■ Records supplied
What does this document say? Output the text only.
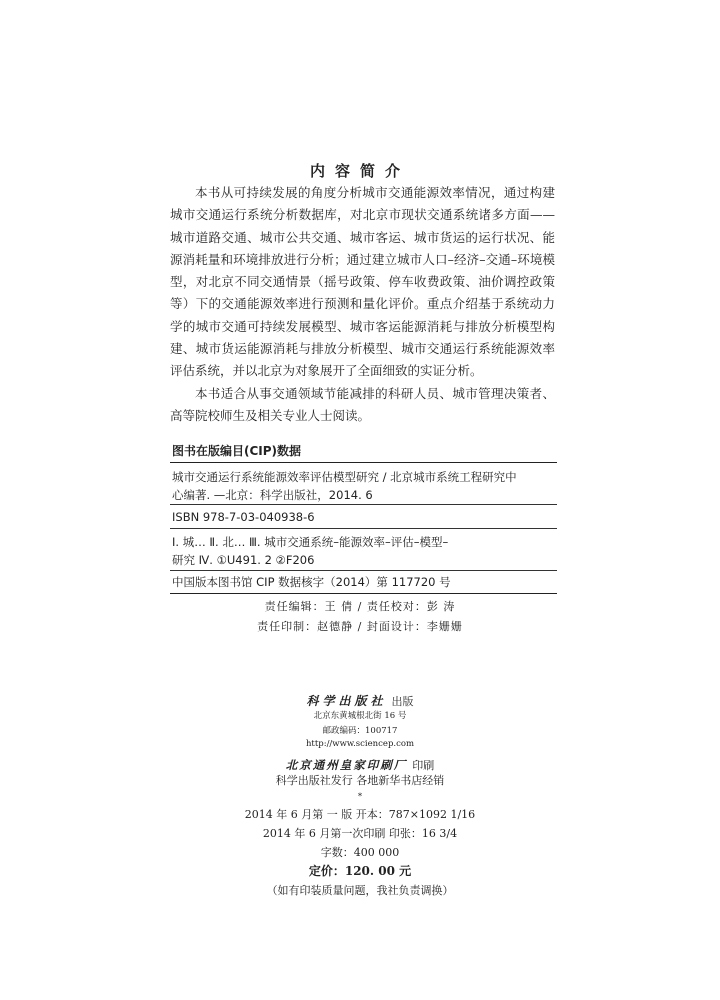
内容简介

本书从可持续发展的角度分析城市交通能源效率情况，通过构建城市交通运行系统分析数据库，对北京市现状交通系统诸多方面——城市道路交通、城市公共交通、城市客运、城市货运的运行状况、能源消耗量和环境排放进行分析；通过建立城市人口–经济–交通–环境模型，对北京不同交通情景（摇号政策、停车收费政策、油价调控政策等）下的交通能源效率进行预测和量化评价。重点介绍基于系统动力学的城市交通可持续发展模型、城市客运能源消耗与排放分析模型构建、城市货运能源消耗与排放分析模型、城市交通运行系统能源效率评估系统，并以北京为对象展开了全面细致的实证分析。

本书适合从事交通领域节能减排的科研人员、城市管理决策者、高等院校师生及相关专业人士阅读。

图书在版编目(CIP)数据
城市交通运行系统能源效率评估模型研究 / 北京城市系统工程研究中
心编著. —北京：科学出版社，2014. 6
ISBN 978-7-03-040938-6
Ⅰ. 城… Ⅱ. 北… Ⅲ. 城市交通系统–能源效率–评估–模型–
研究 Ⅳ. ①U491. 2 ②F206
中国版本图书馆 CIP 数据核字（2014）第 117720 号
责任编辑：王 倩 / 责任校对：彭 涛
责任印制：赵德静 / 封面设计：李姗姗
科学出版社 出版
北京东黄城根北街 16 号
邮政编码：100717
http://www.sciencep.com
北京通州皇家印刷厂 印刷
科学出版社发行 各地新华书店经销
*
2014 年 6 月第 一 版 开本：787×1092 1/16
2014 年 6 月第一次印刷 印张：16 3/4
字数：400 000
定价：120. 00 元
（如有印装质量问题，我社负责调换）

■ Aim
From the data above, write out everything exactly except the pictures.

■ Answer to this exercise
What does this document say? Output the text only.
内容简介

本书从可持续发展的角度分析城市交通能源效率情况，通过构建城市交通运行系统分析数据库，对北京市现状交通系统诸多方面——城市道路交通、城市公共交通、城市客运、城市货运的运行状况、能源消耗量和环境排放进行分析；通过建立城市人口–经济–交通–环境模型，对北京不同交通情景（摇号政策、停车收费政策、油价调控政策等）下的交通能源效率进行预测和量化评价。重点介绍基于系统动力学的城市交通可持续发展模型、城市客运能源消耗与排放分析模型构建、城市货运能源消耗与排放分析模型、城市交通运行系统能源效率评估系统，并以北京为对象展开了全面细致的实证分析。

本书适合从事交通领域节能减排的科研人员、城市管理决策者、高等院校师生及相关专业人士阅读。

图书在版编目(CIP)数据
城市交通运行系统能源效率评估模型研究 / 北京城市系统工程研究中
心编著. —北京：科学出版社，2014. 6
ISBN 978-7-03-040938-6
Ⅰ. 城… Ⅱ. 北… Ⅲ. 城市交通系统–能源效率–评估–模型–
研究 Ⅳ. ①U491. 2 ②F206
中国版本图书馆 CIP 数据核字（2014）第 117720 号
责任编辑：王 倩 / 责任校对：彭 涛
责任印制：赵德静 / 封面设计：李姗姗
科学出版社 出版
北京东黄城根北街 16 号
邮政编码：100717
http://www.sciencep.com
北京通州皇家印刷厂 印刷
科学出版社发行 各地新华书店经销
*
2014 年 6 月第 一 版 开本：787×1092 1/16
2014 年 6 月第一次印刷 印张：16 3/4
字数：400 000
定价：120. 00 元
（如有印装质量问题，我社负责调换）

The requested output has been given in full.